§ **DATA IN THIS EXERCISE**
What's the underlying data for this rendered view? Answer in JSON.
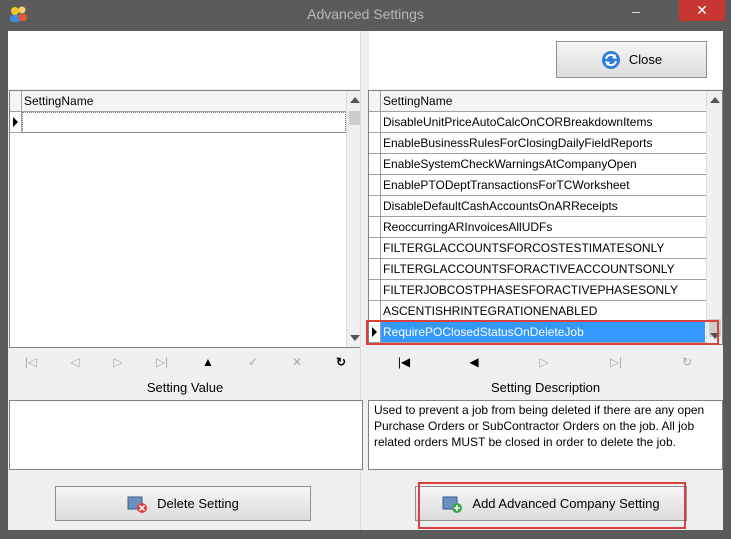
{
  "window": {
    "title": "Advanced Settings",
    "minimize_glyph": "‒",
    "close_glyph": "✕"
  },
  "toolbar": {
    "close_label": "Close"
  },
  "left_grid": {
    "header": "SettingName",
    "rows": [
      ""
    ]
  },
  "right_grid": {
    "header": "SettingName",
    "rows": [
      "DisableUnitPriceAutoCalcOnCORBreakdownItems",
      "EnableBusinessRulesForClosingDailyFieldReports",
      "EnableSystemCheckWarningsAtCompanyOpen",
      "EnablePTODeptTransactionsForTCWorksheet",
      "DisableDefaultCashAccountsOnARReceipts",
      "ReoccurringARInvoicesAllUDFs",
      "FILTERGLACCOUNTSFORCOSTESTIMATESONLY",
      "FILTERGLACCOUNTSFORACTIVEACCOUNTSONLY",
      "FILTERJOBCOSTPHASESFORACTIVEPHASESONLY",
      "ASCENTISHRINTEGRATIONENABLED",
      "RequirePOClosedStatusOnDeleteJob"
    ],
    "selected_index": 10
  },
  "setting_value": {
    "label": "Setting Value",
    "value": ""
  },
  "setting_description": {
    "label": "Setting Description",
    "text": "Used to prevent a job from being deleted if there are any open Purchase Orders or SubContractor Orders on the job.  All job related orders MUST be closed in order to delete the job."
  },
  "buttons": {
    "delete_label": "Delete Setting",
    "add_label": "Add Advanced Company Setting"
  },
  "colors": {
    "selection": "#3399ff",
    "highlight_border": "#d9413f",
    "titlebar": "#5b5b5b"
  }
}
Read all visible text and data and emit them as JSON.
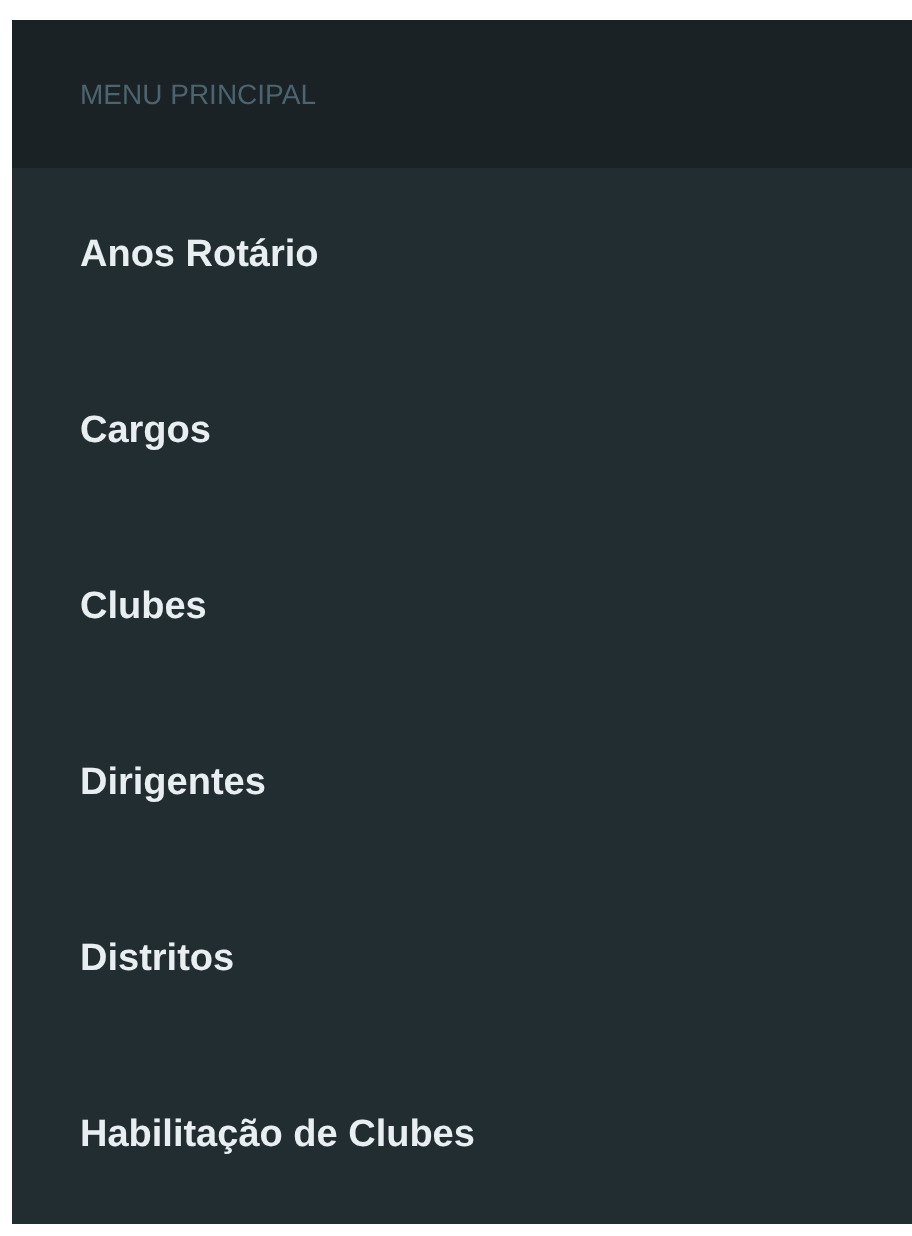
{
  "menu": {
    "header": "MENU PRINCIPAL",
    "items": [
      {
        "label": "Anos Rotário"
      },
      {
        "label": "Cargos"
      },
      {
        "label": "Clubes"
      },
      {
        "label": "Dirigentes"
      },
      {
        "label": "Distritos"
      },
      {
        "label": "Habilitação de Clubes"
      }
    ]
  }
}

§ **WORK TO BE COMPLETED**
Reproduce the entries exactly. Do not carry over any picture.

§ **RESPONSE**
What's the underlying data for this rendered view? Answer in JSON.
{
  "window": {
    "title": "Advanced Settings",
    "minimize_glyph": "‒",
    "close_glyph": "✕"
  },
  "toolbar": {
    "close_label": "Close"
  },
  "left_grid": {
    "header": "SettingName",
    "rows": [
      ""
    ]
  },
  "right_grid": {
    "header": "SettingName",
    "rows": [
      "DisableUnitPriceAutoCalcOnCORBreakdownItems",
      "EnableBusinessRulesForClosingDailyFieldReports",
      "EnableSystemCheckWarningsAtCompanyOpen",
      "EnablePTODeptTransactionsForTCWorksheet",
      "DisableDefaultCashAccountsOnARReceipts",
      "ReoccurringARInvoicesAllUDFs",
      "FILTERGLACCOUNTSFORCOSTESTIMATESONLY",
      "FILTERGLACCOUNTSFORACTIVEACCOUNTSONLY",
      "FILTERJOBCOSTPHASESFORACTIVEPHASESONLY",
      "ASCENTISHRINTEGRATIONENABLED",
      "RequirePOClosedStatusOnDeleteJob"
    ],
    "selected_index": 10
  },
  "setting_value": {
    "label": "Setting Value",
    "value": ""
  },
  "setting_description": {
    "label": "Setting Description",
    "text": "Used to prevent a job from being deleted if there are any open Purchase Orders or SubContractor Orders on the job.  All job related orders MUST be closed in order to delete the job."
  },
  "buttons": {
    "delete_label": "Delete Setting",
    "add_label": "Add Advanced Company Setting"
  },
  "colors": {
    "selection": "#3399ff",
    "highlight_border": "#d9413f",
    "titlebar": "#5b5b5b"
  }
}
Read all visible text and data and emit them as JSON.
{
  "menu": {
    "header": "MENU PRINCIPAL",
    "items": [
      {
        "label": "Anos Rotário"
      },
      {
        "label": "Cargos"
      },
      {
        "label": "Clubes"
      },
      {
        "label": "Dirigentes"
      },
      {
        "label": "Distritos"
      },
      {
        "label": "Habilitação de Clubes"
      }
    ]
  }
}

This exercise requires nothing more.